"""

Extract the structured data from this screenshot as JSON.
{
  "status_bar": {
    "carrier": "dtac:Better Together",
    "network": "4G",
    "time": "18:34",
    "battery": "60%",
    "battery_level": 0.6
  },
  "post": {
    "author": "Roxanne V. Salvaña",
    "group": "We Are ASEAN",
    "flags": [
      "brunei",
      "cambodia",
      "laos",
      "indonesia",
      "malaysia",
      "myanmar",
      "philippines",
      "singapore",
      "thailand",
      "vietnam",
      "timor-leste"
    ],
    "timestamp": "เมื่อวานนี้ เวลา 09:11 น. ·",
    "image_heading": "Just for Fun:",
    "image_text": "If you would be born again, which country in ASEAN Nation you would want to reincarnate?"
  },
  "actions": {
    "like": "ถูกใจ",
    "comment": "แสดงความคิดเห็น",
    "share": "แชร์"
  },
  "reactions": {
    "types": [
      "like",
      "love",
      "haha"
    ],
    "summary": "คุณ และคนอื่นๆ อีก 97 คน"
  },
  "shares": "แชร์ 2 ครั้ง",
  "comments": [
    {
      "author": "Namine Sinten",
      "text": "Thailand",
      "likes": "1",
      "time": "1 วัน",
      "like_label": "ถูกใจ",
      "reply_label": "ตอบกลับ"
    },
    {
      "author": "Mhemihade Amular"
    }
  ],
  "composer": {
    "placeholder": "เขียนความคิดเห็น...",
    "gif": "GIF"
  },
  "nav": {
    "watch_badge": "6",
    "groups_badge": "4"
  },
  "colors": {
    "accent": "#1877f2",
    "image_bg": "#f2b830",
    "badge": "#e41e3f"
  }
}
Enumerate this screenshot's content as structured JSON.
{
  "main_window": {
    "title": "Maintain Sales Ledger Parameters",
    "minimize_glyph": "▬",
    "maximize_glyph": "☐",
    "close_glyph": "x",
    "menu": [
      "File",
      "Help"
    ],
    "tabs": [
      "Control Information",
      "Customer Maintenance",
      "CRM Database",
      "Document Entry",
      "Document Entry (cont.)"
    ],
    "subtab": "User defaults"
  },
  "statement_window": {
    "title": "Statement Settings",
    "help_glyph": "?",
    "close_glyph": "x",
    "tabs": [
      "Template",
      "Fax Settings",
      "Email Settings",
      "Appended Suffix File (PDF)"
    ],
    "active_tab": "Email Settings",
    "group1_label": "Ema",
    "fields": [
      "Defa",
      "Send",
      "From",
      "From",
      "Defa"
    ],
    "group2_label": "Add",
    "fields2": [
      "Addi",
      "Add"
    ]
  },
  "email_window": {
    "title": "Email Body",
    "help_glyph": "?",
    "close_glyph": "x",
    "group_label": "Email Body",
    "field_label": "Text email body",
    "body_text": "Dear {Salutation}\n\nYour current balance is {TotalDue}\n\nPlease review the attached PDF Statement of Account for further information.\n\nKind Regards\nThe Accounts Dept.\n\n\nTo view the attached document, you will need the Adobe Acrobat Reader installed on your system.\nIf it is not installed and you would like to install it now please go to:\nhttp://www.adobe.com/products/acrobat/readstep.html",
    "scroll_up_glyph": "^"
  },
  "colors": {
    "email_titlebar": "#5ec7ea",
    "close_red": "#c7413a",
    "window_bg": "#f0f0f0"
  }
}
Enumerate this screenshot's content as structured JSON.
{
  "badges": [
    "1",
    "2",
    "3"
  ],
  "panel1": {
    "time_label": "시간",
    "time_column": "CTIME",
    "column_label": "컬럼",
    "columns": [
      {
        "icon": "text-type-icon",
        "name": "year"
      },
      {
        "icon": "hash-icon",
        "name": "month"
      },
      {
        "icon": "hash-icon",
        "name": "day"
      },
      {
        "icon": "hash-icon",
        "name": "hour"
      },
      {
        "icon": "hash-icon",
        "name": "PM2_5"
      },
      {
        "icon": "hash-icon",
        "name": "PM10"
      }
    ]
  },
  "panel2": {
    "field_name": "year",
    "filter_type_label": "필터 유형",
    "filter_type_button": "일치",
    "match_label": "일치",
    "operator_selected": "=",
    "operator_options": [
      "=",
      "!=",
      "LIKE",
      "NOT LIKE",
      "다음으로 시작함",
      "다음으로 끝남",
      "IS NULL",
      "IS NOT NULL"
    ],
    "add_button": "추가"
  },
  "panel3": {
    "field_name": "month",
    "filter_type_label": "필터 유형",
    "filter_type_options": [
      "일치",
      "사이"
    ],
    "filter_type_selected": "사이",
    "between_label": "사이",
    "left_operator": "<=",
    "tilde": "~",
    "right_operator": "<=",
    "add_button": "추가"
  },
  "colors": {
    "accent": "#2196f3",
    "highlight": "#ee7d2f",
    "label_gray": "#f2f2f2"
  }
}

"""

### REQUIREMENTS
The listing above should be transcribed in full, exactly as written.

### SOLUTION BELOW
Extract the structured data from this screenshot as JSON.
{
  "status_bar": {
    "carrier": "dtac:Better Together",
    "network": "4G",
    "time": "18:34",
    "battery": "60%",
    "battery_level": 0.6
  },
  "post": {
    "author": "Roxanne V. Salvaña",
    "group": "We Are ASEAN",
    "flags": [
      "brunei",
      "cambodia",
      "laos",
      "indonesia",
      "malaysia",
      "myanmar",
      "philippines",
      "singapore",
      "thailand",
      "vietnam",
      "timor-leste"
    ],
    "timestamp": "เมื่อวานนี้ เวลา 09:11 น. ·",
    "image_heading": "Just for Fun:",
    "image_text": "If you would be born again, which country in ASEAN Nation you would want to reincarnate?"
  },
  "actions": {
    "like": "ถูกใจ",
    "comment": "แสดงความคิดเห็น",
    "share": "แชร์"
  },
  "reactions": {
    "types": [
      "like",
      "love",
      "haha"
    ],
    "summary": "คุณ และคนอื่นๆ อีก 97 คน"
  },
  "shares": "แชร์ 2 ครั้ง",
  "comments": [
    {
      "author": "Namine Sinten",
      "text": "Thailand",
      "likes": "1",
      "time": "1 วัน",
      "like_label": "ถูกใจ",
      "reply_label": "ตอบกลับ"
    },
    {
      "author": "Mhemihade Amular"
    }
  ],
  "composer": {
    "placeholder": "เขียนความคิดเห็น...",
    "gif": "GIF"
  },
  "nav": {
    "watch_badge": "6",
    "groups_badge": "4"
  },
  "colors": {
    "accent": "#1877f2",
    "image_bg": "#f2b830",
    "badge": "#e41e3f"
  }
}
Enumerate this screenshot's content as structured JSON.
{
  "main_window": {
    "title": "Maintain Sales Ledger Parameters",
    "minimize_glyph": "▬",
    "maximize_glyph": "☐",
    "close_glyph": "x",
    "menu": [
      "File",
      "Help"
    ],
    "tabs": [
      "Control Information",
      "Customer Maintenance",
      "CRM Database",
      "Document Entry",
      "Document Entry (cont.)"
    ],
    "subtab": "User defaults"
  },
  "statement_window": {
    "title": "Statement Settings",
    "help_glyph": "?",
    "close_glyph": "x",
    "tabs": [
      "Template",
      "Fax Settings",
      "Email Settings",
      "Appended Suffix File (PDF)"
    ],
    "active_tab": "Email Settings",
    "group1_label": "Ema",
    "fields": [
      "Defa",
      "Send",
      "From",
      "From",
      "Defa"
    ],
    "group2_label": "Add",
    "fields2": [
      "Addi",
      "Add"
    ]
  },
  "email_window": {
    "title": "Email Body",
    "help_glyph": "?",
    "close_glyph": "x",
    "group_label": "Email Body",
    "field_label": "Text email body",
    "body_text": "Dear {Salutation}\n\nYour current balance is {TotalDue}\n\nPlease review the attached PDF Statement of Account for further information.\n\nKind Regards\nThe Accounts Dept.\n\n\nTo view the attached document, you will need the Adobe Acrobat Reader installed on your system.\nIf it is not installed and you would like to install it now please go to:\nhttp://www.adobe.com/products/acrobat/readstep.html",
    "scroll_up_glyph": "^"
  },
  "colors": {
    "email_titlebar": "#5ec7ea",
    "close_red": "#c7413a",
    "window_bg": "#f0f0f0"
  }
}
Enumerate this screenshot's content as structured JSON.
{
  "badges": [
    "1",
    "2",
    "3"
  ],
  "panel1": {
    "time_label": "시간",
    "time_column": "CTIME",
    "column_label": "컬럼",
    "columns": [
      {
        "icon": "text-type-icon",
        "name": "year"
      },
      {
        "icon": "hash-icon",
        "name": "month"
      },
      {
        "icon": "hash-icon",
        "name": "day"
      },
      {
        "icon": "hash-icon",
        "name": "hour"
      },
      {
        "icon": "hash-icon",
        "name": "PM2_5"
      },
      {
        "icon": "hash-icon",
        "name": "PM10"
      }
    ]
  },
  "panel2": {
    "field_name": "year",
    "filter_type_label": "필터 유형",
    "filter_type_button": "일치",
    "match_label": "일치",
    "operator_selected": "=",
    "operator_options": [
      "=",
      "!=",
      "LIKE",
      "NOT LIKE",
      "다음으로 시작함",
      "다음으로 끝남",
      "IS NULL",
      "IS NOT NULL"
    ],
    "add_button": "추가"
  },
  "panel3": {
    "field_name": "month",
    "filter_type_label": "필터 유형",
    "filter_type_options": [
      "일치",
      "사이"
    ],
    "filter_type_selected": "사이",
    "between_label": "사이",
    "left_operator": "<=",
    "tilde": "~",
    "right_operator": "<=",
    "add_button": "추가"
  },
  "colors": {
    "accent": "#2196f3",
    "highlight": "#ee7d2f",
    "label_gray": "#f2f2f2"
  }
}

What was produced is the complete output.